■ **The request**
Report, as a bare number, how many lines hold "Russische".

==== Listed entries

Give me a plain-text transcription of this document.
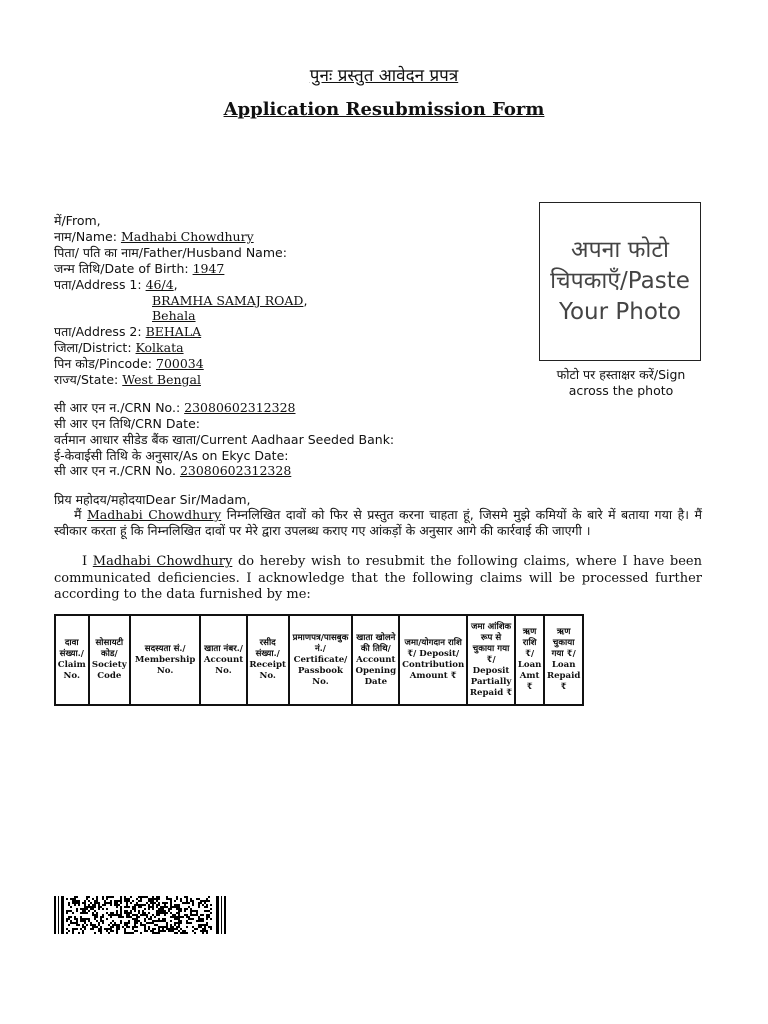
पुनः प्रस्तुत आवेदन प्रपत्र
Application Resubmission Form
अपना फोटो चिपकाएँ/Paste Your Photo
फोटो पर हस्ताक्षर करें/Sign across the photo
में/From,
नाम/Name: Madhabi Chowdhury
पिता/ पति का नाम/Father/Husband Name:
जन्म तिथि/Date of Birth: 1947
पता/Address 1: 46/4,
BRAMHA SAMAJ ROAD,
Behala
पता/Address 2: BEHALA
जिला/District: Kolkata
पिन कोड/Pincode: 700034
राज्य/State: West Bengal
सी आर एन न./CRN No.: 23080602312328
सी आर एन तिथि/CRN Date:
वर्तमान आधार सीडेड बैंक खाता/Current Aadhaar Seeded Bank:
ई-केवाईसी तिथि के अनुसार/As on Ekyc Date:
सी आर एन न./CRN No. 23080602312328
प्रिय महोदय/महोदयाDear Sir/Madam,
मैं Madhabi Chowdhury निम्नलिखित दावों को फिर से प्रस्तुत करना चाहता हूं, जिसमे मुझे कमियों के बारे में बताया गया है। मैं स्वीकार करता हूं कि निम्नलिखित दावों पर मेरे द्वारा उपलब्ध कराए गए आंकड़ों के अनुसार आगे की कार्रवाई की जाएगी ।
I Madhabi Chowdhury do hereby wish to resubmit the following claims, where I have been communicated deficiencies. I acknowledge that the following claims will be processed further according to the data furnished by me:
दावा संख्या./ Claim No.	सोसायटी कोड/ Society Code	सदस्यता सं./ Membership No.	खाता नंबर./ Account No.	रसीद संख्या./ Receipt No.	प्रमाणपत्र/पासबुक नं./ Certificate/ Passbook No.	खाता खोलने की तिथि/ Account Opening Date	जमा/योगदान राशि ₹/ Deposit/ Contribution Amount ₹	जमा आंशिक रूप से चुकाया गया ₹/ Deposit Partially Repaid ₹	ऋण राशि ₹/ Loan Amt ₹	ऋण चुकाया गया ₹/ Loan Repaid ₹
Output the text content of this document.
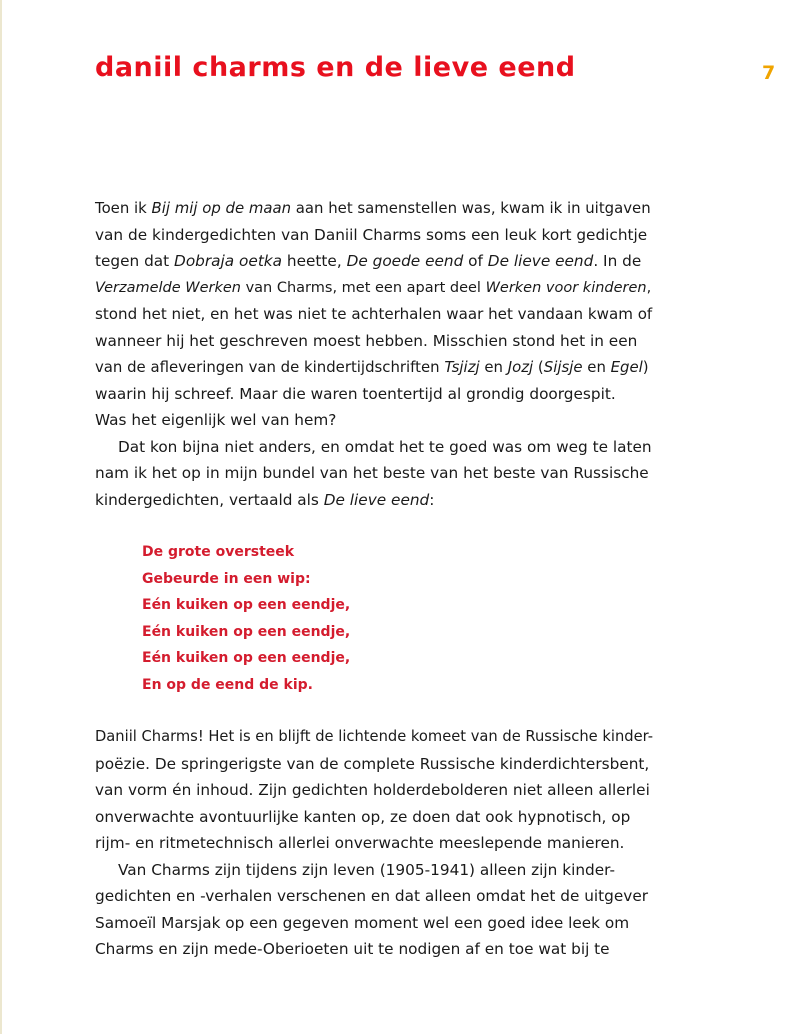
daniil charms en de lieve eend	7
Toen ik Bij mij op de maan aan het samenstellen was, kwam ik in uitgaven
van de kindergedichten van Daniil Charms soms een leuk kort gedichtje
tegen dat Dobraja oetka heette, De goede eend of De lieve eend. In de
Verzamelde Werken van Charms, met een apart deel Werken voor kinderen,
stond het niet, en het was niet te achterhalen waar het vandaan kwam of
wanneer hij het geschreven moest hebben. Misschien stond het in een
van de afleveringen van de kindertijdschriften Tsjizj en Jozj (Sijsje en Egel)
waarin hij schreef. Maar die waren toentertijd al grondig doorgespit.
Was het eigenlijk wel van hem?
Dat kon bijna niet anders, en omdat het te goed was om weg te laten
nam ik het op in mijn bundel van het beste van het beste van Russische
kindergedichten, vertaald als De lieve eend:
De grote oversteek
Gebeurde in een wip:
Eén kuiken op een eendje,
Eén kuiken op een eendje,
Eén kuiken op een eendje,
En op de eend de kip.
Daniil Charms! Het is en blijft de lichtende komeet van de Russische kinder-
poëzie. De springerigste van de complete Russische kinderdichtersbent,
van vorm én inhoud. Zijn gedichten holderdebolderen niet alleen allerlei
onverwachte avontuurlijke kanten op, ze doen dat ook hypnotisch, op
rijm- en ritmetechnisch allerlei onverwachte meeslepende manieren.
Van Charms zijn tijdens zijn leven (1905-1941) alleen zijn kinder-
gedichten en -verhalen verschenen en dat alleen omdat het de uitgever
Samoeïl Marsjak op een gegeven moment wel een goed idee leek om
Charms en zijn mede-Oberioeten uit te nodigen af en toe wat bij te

========

■ **Worked answer**
3